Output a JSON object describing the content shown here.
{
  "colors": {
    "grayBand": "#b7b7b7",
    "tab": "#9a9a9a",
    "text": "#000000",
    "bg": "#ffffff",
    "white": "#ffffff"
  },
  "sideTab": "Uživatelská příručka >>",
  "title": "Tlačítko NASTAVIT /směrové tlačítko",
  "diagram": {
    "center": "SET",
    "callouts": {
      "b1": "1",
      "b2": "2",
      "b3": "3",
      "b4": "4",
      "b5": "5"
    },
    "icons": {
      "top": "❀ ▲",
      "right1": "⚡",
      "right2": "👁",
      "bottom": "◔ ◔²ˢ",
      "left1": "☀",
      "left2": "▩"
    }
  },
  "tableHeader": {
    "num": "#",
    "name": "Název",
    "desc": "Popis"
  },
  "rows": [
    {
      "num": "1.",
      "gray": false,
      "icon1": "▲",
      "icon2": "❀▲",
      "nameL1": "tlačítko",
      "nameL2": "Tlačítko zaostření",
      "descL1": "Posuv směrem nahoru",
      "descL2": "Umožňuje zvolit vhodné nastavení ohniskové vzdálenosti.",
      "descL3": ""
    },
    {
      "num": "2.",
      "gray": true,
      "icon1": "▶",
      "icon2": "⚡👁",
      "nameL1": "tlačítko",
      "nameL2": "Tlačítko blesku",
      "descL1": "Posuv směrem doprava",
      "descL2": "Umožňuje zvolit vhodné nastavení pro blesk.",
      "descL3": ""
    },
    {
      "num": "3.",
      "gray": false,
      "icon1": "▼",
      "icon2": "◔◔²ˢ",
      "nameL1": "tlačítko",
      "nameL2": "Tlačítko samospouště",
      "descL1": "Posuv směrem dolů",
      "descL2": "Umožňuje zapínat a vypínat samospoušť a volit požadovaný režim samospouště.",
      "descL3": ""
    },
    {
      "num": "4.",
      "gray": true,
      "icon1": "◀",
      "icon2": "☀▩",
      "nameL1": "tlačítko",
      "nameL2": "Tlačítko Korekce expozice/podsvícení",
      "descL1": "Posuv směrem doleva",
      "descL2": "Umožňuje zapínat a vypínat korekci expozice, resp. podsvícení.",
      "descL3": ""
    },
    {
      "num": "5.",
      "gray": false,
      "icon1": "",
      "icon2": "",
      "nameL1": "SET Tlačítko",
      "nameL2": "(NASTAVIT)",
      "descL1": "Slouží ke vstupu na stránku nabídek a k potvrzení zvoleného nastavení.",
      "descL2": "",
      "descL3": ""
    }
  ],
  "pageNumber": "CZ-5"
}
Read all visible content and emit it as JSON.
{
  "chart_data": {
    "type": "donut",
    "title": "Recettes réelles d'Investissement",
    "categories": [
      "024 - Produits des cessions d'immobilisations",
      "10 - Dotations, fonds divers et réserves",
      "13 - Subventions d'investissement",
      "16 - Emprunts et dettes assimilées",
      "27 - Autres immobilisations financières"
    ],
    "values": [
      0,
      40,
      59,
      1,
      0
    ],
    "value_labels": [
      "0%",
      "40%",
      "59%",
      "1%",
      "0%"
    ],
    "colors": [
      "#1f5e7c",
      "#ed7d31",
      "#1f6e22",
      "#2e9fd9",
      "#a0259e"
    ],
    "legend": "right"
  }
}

----

## DIRECTIONS:
Quote only the lines from the line containing "Read all visible content and emit it as JSON." through the end of the listing, please, keeping both the first and the last line.

## FULL ANSWER:
Read all visible content and emit it as JSON.
{
  "chart_data": {
    "type": "donut",
    "title": "Recettes réelles d'Investissement",
    "categories": [
      "024 - Produits des cessions d'immobilisations",
      "10 - Dotations, fonds divers et réserves",
      "13 - Subventions d'investissement",
      "16 - Emprunts et dettes assimilées",
      "27 - Autres immobilisations financières"
    ],
    "values": [
      0,
      40,
      59,
      1,
      0
    ],
    "value_labels": [
      "0%",
      "40%",
      "59%",
      "1%",
      "0%"
    ],
    "colors": [
      "#1f5e7c",
      "#ed7d31",
      "#1f6e22",
      "#2e9fd9",
      "#a0259e"
    ],
    "legend": "right"
  }
}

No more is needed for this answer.